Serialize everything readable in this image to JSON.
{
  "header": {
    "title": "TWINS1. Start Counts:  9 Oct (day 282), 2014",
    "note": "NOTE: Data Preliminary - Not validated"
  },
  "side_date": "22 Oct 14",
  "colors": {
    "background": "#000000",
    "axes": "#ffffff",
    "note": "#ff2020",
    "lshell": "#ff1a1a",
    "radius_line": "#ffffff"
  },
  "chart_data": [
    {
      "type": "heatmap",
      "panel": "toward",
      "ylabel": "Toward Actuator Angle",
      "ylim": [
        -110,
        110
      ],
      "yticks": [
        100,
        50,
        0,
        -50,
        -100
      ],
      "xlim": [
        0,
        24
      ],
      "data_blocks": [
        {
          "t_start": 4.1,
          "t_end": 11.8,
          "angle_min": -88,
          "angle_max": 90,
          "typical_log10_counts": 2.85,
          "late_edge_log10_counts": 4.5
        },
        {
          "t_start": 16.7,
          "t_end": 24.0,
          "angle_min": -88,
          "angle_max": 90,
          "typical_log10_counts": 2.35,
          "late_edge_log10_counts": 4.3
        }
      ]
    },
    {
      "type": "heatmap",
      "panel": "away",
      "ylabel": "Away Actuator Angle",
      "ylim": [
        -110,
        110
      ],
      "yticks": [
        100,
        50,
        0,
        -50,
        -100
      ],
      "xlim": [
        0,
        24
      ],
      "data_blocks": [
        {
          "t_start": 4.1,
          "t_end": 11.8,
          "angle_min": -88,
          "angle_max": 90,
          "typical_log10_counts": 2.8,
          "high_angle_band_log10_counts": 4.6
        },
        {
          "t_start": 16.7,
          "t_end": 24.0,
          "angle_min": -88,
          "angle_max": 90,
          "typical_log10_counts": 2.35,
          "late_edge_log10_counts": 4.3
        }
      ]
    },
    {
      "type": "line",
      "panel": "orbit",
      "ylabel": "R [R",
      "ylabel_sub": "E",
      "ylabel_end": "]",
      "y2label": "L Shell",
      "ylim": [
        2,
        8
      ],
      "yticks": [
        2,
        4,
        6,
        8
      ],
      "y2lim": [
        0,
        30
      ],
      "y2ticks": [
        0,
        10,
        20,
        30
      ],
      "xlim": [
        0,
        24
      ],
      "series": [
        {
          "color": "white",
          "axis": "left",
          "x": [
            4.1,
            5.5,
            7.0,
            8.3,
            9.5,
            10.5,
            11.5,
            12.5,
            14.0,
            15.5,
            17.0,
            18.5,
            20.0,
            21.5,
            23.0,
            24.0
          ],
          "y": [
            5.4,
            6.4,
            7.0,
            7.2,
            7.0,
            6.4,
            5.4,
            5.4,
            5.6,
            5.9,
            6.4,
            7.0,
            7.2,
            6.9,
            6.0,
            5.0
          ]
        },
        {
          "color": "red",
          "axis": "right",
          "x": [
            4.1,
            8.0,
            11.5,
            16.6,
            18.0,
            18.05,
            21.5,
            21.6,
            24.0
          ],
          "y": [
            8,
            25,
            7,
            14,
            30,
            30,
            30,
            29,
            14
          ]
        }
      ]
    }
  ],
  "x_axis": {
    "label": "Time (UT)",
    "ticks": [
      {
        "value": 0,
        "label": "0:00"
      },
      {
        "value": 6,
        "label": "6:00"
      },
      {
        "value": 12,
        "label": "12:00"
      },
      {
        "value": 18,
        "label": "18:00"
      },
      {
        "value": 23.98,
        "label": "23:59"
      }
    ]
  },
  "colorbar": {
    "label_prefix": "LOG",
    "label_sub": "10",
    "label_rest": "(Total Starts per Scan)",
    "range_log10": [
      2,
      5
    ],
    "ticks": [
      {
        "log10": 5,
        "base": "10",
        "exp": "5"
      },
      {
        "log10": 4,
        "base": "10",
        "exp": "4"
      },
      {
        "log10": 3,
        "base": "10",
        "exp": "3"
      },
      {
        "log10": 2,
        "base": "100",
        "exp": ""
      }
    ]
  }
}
::::::::
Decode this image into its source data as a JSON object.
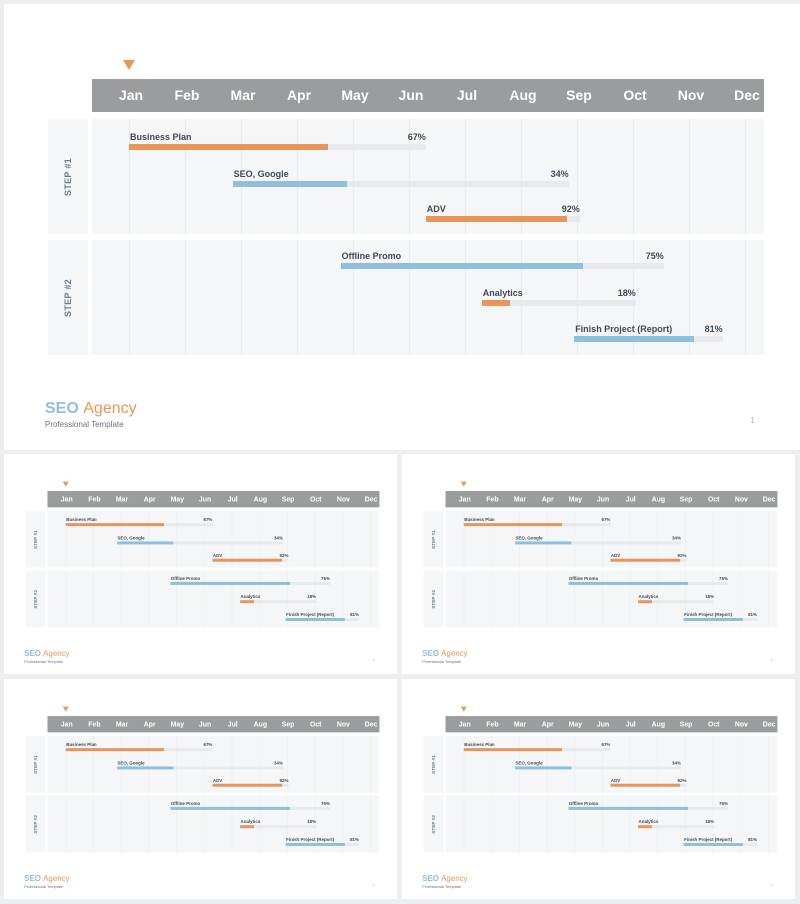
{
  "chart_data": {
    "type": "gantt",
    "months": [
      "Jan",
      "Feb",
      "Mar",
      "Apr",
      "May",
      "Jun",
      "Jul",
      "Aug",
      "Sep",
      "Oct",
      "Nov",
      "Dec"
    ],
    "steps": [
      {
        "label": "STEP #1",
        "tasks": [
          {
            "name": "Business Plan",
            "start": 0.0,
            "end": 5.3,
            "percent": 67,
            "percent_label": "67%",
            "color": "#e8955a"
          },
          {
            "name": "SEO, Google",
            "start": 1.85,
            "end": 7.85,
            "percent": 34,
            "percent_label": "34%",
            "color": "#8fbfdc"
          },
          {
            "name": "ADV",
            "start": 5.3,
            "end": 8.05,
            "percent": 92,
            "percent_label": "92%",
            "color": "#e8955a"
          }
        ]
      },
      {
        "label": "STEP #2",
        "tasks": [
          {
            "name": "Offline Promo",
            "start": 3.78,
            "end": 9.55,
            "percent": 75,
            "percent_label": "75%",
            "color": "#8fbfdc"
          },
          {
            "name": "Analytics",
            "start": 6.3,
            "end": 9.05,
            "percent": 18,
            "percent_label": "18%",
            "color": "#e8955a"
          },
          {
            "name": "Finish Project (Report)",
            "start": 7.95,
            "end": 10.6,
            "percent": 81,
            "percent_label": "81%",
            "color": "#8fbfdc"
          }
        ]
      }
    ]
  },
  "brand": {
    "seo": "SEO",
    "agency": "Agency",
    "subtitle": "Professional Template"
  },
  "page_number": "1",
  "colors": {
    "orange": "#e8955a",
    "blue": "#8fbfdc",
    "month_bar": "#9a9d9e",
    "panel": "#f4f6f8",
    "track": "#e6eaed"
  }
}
::::::::
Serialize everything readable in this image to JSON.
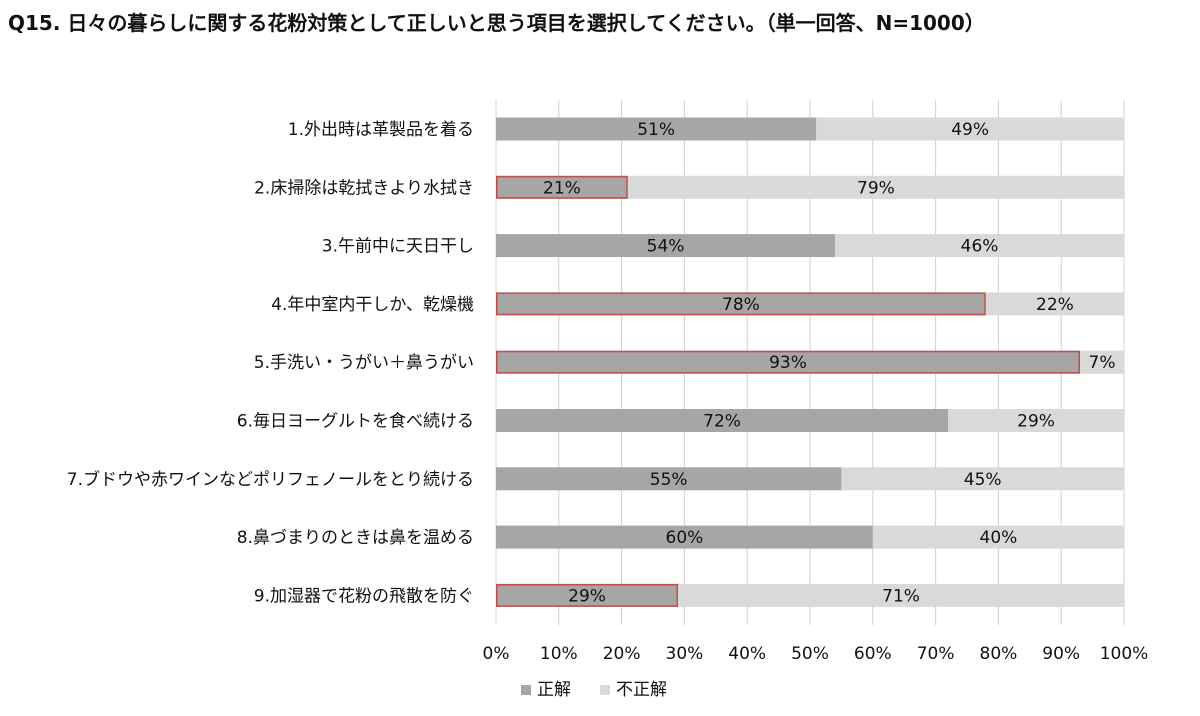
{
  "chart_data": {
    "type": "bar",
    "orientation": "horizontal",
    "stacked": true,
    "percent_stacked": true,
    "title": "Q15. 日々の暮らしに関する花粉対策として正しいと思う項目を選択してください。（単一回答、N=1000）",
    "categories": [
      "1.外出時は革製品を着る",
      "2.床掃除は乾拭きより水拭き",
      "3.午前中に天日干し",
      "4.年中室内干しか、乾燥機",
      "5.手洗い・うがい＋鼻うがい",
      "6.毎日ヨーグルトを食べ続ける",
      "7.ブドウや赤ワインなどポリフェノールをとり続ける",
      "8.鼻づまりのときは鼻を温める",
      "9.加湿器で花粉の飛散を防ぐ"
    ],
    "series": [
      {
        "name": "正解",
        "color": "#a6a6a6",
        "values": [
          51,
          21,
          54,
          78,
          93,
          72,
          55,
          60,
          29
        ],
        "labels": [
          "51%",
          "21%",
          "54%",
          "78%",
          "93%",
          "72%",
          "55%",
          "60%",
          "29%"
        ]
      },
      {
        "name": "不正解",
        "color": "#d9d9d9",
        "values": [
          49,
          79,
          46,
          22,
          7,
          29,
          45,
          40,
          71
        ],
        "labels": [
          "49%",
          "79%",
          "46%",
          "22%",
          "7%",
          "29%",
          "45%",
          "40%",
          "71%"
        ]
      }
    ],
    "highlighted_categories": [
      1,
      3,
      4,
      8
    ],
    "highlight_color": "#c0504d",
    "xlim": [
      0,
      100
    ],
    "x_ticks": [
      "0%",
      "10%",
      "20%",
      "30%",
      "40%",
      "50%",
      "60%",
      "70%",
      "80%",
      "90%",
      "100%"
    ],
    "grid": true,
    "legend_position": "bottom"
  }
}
::::::::
▶ [JOB]:
Among the entries above, identify all lines with "type" and copy them.

▶ [WRITTEN ANSWER]:
      "type": "heatmap",
      "type": "heatmap",
      "type": "line",
    "type": "gantt",
    "type": "bar",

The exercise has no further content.